Exercise requirements:
Reproduce the records that follow in full, excluding any picture they contain.

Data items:
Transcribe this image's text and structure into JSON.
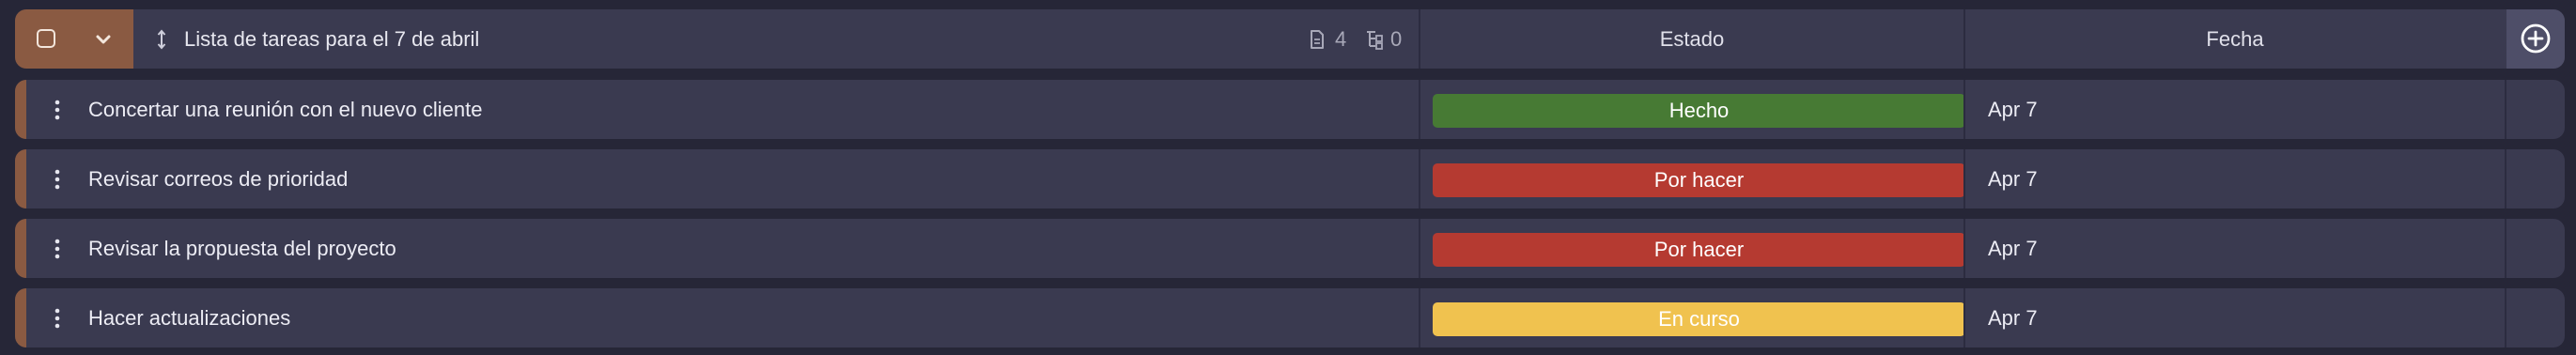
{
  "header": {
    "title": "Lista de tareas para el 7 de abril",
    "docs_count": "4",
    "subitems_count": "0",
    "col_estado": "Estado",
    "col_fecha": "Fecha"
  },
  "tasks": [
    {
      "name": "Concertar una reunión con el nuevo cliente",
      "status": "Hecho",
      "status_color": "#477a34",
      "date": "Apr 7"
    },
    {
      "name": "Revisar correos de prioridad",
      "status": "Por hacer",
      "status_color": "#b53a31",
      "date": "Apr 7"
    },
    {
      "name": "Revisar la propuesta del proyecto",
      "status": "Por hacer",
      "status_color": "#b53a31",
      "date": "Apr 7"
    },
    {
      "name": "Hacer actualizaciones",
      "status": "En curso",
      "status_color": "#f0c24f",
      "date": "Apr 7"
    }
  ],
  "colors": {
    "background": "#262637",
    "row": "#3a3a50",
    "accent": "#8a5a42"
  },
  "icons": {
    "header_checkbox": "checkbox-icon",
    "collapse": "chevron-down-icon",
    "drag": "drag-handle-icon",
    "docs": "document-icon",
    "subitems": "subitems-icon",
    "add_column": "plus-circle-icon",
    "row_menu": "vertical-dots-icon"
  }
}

Exercise result:
Transcribe this image's text and structure into JSON.
{
  "header": {
    "title": "Lista de tareas para el 7 de abril",
    "docs_count": "4",
    "subitems_count": "0",
    "col_estado": "Estado",
    "col_fecha": "Fecha"
  },
  "tasks": [
    {
      "name": "Concertar una reunión con el nuevo cliente",
      "status": "Hecho",
      "status_color": "#477a34",
      "date": "Apr 7"
    },
    {
      "name": "Revisar correos de prioridad",
      "status": "Por hacer",
      "status_color": "#b53a31",
      "date": "Apr 7"
    },
    {
      "name": "Revisar la propuesta del proyecto",
      "status": "Por hacer",
      "status_color": "#b53a31",
      "date": "Apr 7"
    },
    {
      "name": "Hacer actualizaciones",
      "status": "En curso",
      "status_color": "#f0c24f",
      "date": "Apr 7"
    }
  ],
  "colors": {
    "background": "#262637",
    "row": "#3a3a50",
    "accent": "#8a5a42"
  },
  "icons": {
    "header_checkbox": "checkbox-icon",
    "collapse": "chevron-down-icon",
    "drag": "drag-handle-icon",
    "docs": "document-icon",
    "subitems": "subitems-icon",
    "add_column": "plus-circle-icon",
    "row_menu": "vertical-dots-icon"
  }
}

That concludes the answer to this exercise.